- **TÂCHE COURTE 1**
Présente sous forme de liste numérotée les entrées, depuis la toute première jusqu'à la ligne contenant « extension-icon[interactable] — [419, 43, 430, 54] », les deux bornes comprises. Omets les lignes vides.

+++ BLOC DE TEXTE +++

Les nombreuses déceptions au sein du monde du travail sont étroitement liées aux difficultés et problèmes d’orientation scolaire et professionnelle. C’est d’ailleurs au sein de ces orientations que les parents des jeunes jouent un rôle plus que déterminant.

Vous souvenez-vous d’Augustin, l’apprenti boucher ? Lorsqu’il était adolescent il souhaitait d’abord faire un CAP pâtisserie, bien loin de Grenoble Ecole de Management. Il a eu droit au « passe ton bac d’abord » mais finalement, ce fut quand même l’école de commerce qu’il a dû choisir. Pourquoi ? La raison est simple, ses parents voulaient le “meilleur” pour leur enfant, c’est-à-dire une grande école de commerce que tous les jeunes s’arracheraient sans vraiment avoir la possibilité et la capacité d’y étudier.

+++ ENTRÉES EXTRAITES +++

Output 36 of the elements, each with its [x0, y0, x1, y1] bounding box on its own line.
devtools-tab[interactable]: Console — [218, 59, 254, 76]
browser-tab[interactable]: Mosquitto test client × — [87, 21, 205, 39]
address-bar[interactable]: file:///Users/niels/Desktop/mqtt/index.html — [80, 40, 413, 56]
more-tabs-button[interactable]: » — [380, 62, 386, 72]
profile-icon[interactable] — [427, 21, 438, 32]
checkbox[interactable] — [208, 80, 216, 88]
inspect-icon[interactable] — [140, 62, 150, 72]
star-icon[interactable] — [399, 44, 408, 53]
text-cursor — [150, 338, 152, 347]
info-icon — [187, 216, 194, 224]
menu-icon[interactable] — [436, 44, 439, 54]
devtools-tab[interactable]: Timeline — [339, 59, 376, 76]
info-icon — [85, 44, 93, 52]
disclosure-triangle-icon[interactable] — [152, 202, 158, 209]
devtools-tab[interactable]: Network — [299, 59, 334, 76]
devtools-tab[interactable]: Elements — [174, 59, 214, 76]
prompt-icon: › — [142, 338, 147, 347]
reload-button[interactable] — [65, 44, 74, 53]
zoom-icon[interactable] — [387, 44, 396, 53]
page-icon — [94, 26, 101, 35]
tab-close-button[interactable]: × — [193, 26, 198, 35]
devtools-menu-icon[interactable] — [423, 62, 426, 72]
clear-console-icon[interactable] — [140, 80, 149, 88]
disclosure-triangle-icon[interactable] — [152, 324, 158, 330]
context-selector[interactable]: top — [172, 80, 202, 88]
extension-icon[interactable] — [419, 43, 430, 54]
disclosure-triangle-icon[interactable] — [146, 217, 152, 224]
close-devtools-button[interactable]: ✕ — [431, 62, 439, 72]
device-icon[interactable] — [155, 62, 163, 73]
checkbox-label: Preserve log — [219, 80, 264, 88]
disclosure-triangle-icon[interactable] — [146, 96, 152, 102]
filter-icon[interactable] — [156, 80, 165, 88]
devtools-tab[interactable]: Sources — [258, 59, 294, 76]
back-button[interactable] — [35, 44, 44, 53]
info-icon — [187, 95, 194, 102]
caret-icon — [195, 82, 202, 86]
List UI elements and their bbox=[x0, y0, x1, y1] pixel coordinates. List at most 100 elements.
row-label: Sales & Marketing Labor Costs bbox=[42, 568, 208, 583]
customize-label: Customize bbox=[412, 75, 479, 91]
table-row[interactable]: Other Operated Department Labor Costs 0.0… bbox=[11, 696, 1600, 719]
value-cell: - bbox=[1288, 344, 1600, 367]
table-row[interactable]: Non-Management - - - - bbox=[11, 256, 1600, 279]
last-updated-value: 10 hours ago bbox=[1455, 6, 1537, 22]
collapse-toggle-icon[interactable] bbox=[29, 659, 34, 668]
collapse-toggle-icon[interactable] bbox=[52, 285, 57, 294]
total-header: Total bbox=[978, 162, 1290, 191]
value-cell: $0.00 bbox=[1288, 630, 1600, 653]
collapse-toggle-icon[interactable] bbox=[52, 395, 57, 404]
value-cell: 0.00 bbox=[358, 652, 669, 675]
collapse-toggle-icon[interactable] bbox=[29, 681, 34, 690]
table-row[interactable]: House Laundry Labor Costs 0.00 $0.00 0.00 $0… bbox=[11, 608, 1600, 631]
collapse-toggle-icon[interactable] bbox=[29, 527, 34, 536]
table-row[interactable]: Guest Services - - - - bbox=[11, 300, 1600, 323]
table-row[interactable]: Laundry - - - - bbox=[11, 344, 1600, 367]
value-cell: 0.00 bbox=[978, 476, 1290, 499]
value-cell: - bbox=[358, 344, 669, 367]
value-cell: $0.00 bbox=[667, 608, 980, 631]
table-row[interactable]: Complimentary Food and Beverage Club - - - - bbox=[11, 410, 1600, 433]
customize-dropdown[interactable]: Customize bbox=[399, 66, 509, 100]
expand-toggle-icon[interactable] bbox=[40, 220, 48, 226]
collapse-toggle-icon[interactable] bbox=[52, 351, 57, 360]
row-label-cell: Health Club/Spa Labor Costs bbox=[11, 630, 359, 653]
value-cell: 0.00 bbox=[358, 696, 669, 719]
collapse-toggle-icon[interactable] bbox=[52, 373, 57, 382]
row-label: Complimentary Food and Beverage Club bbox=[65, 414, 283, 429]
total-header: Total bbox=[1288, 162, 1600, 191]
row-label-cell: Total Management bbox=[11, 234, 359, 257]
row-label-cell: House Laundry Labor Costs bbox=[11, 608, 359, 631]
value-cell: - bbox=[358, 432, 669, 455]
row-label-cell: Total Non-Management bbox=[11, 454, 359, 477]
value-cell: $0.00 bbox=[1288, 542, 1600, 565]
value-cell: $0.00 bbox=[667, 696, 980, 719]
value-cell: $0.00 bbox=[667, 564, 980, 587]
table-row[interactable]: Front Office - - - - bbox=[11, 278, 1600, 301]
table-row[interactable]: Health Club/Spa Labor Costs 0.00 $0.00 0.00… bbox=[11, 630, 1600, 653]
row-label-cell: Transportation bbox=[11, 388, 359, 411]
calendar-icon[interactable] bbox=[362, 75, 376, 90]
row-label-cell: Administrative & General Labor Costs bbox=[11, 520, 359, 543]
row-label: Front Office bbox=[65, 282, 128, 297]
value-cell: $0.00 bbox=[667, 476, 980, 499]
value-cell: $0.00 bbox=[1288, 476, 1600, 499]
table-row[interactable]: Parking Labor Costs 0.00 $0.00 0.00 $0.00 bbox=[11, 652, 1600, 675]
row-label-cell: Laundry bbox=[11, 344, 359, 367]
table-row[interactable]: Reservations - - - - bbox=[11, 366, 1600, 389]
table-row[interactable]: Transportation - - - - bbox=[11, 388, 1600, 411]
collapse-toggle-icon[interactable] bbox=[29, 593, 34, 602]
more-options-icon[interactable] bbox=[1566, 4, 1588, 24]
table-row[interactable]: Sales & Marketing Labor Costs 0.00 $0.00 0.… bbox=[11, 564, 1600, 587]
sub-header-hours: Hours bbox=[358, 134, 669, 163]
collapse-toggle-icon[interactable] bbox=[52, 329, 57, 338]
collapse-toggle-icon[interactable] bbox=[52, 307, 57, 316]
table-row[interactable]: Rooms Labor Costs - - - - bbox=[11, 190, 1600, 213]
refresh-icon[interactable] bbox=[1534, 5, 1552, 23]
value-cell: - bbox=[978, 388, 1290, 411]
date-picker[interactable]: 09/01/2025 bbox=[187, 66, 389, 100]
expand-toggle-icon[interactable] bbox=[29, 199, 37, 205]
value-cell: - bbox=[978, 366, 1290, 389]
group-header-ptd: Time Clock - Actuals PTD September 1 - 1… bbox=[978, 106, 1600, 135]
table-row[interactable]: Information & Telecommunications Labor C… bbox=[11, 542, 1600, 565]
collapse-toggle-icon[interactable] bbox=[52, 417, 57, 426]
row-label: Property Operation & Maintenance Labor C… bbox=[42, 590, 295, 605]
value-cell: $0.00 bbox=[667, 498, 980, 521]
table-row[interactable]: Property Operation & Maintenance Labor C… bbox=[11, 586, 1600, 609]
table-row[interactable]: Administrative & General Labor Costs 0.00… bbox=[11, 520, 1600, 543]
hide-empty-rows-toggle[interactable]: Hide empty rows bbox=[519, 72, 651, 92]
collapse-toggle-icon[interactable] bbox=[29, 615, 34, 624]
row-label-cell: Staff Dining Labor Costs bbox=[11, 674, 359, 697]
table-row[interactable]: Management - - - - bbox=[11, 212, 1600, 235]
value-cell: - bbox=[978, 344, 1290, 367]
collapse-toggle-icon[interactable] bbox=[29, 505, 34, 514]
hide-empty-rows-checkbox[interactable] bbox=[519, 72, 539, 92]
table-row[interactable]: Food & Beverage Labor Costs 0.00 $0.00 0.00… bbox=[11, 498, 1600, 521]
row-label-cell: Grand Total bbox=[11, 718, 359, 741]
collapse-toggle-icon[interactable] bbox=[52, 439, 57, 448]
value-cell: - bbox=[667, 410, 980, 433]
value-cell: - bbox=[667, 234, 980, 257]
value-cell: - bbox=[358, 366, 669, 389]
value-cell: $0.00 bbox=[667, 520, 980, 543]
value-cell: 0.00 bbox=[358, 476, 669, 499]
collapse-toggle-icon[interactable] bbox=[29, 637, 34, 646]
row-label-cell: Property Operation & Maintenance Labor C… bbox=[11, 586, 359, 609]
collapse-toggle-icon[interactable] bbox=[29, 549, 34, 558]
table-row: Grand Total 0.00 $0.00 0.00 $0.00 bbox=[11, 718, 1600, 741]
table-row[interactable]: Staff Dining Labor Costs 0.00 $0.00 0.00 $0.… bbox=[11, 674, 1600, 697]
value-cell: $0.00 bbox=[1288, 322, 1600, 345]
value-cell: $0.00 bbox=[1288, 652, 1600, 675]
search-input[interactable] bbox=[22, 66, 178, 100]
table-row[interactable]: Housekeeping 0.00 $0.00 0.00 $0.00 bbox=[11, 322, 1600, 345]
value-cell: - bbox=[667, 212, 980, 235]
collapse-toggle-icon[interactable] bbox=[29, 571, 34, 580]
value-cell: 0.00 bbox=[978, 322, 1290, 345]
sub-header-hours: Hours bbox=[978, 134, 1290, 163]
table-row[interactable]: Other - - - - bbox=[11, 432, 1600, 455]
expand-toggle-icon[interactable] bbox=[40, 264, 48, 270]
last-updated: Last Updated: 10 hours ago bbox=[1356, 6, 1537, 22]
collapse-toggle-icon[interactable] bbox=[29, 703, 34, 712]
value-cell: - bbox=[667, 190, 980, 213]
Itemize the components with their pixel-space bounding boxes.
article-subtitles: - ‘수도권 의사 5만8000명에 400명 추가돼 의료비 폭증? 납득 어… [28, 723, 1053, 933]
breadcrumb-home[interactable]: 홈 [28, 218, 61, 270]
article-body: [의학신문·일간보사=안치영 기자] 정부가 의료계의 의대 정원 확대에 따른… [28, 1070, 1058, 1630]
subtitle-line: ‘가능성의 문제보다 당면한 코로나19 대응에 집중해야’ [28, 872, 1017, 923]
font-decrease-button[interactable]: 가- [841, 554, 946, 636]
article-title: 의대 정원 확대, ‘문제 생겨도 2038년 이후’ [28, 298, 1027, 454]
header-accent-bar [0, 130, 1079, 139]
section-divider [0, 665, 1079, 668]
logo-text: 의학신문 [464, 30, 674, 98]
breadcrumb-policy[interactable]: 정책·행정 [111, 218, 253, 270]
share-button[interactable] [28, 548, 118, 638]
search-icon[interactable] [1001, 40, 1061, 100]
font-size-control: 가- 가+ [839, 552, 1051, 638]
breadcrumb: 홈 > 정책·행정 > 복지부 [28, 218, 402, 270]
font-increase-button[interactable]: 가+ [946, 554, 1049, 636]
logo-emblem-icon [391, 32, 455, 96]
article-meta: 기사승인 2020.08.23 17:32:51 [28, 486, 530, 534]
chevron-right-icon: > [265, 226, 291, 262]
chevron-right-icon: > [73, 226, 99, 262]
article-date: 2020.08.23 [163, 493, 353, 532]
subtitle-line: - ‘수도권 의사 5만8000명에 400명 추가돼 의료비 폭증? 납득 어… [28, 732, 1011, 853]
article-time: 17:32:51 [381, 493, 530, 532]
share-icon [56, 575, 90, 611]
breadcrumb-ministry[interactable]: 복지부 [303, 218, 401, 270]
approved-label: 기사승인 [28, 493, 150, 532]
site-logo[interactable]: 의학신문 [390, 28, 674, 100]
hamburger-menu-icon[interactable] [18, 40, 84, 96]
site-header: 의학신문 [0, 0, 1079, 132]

+++

- **TÂCHE COURTE 2**
Recopie mot pour mot le passage du texte sur l'orientation scolaire, depuis « Les nombreuses déceptions » jusqu'à « capacité d’y étudier. » inclus.

- **SOLUTION DU PROBLÈME 1**
1. Output 36 of the elements, each with its [x0, y0, x1, y1] bounding box on its own line.
2. devtools-tab[interactable]: Console — [218, 59, 254, 76]
3. browser-tab[interactable]: Mosquitto test client × — [87, 21, 205, 39]
4. address-bar[interactable]: file:///Users/niels/Desktop/mqtt/index.html — [80, 40, 413, 56]
5. more-tabs-button[interactable]: » — [380, 62, 386, 72]
6. profile-icon[interactable] — [427, 21, 438, 32]
7. checkbox[interactable] — [208, 80, 216, 88]
8. inspect-icon[interactable] — [140, 62, 150, 72]
9. star-icon[interactable] — [399, 44, 408, 53]
10. text-cursor — [150, 338, 152, 347]
11. info-icon — [187, 216, 194, 224]
12. menu-icon[interactable] — [436, 44, 439, 54]
13. devtools-tab[interactable]: Timeline — [339, 59, 376, 76]
14. info-icon — [85, 44, 93, 52]
15. disclosure-triangle-icon[interactable] — [152, 202, 158, 209]
16. devtools-tab[interactable]: Network — [299, 59, 334, 76]
17. devtools-tab[interactable]: Elements — [174, 59, 214, 76]
18. prompt-icon: › — [142, 338, 147, 347]
19. reload-button[interactable] — [65, 44, 74, 53]
20. zoom-icon[interactable] — [387, 44, 396, 53]
21. page-icon — [94, 26, 101, 35]
22. tab-close-button[interactable]: × — [193, 26, 198, 35]
23. devtools-menu-icon[interactable] — [423, 62, 426, 72]
24. clear-console-icon[interactable] — [140, 80, 149, 88]
25. disclosure-triangle-icon[interactable] — [152, 324, 158, 330]
26. context-selector[interactable]: top — [172, 80, 202, 88]
27. extension-icon[interactable] — [419, 43, 430, 54]

- **SOLUTION DU PROBLÈME 2**
Les nombreuses déceptions au sein du monde du travail sont étroitement liées aux difficultés et problèmes d’orientation scolaire et professionnelle. C’est d’ailleurs au sein de ces orientations que les parents des jeunes jouent un rôle plus que déterminant.

Vous souvenez-vous d’Augustin, l’apprenti boucher ? Lorsqu’il était adolescent il souhaitait d’abord faire un CAP pâtisserie, bien loin de Grenoble Ecole de Management. Il a eu droit au « passe ton bac d’abord » mais finalement, ce fut quand même l’école de commerce qu’il a dû choisir. Pourquoi ? La raison est simple, ses parents voulaient le “meilleur” pour leur enfant, c’est-à-dire une grande école de commerce que tous les jeunes s’arracheraient sans vraiment avoir la possibilité et la capacité d’y étudier.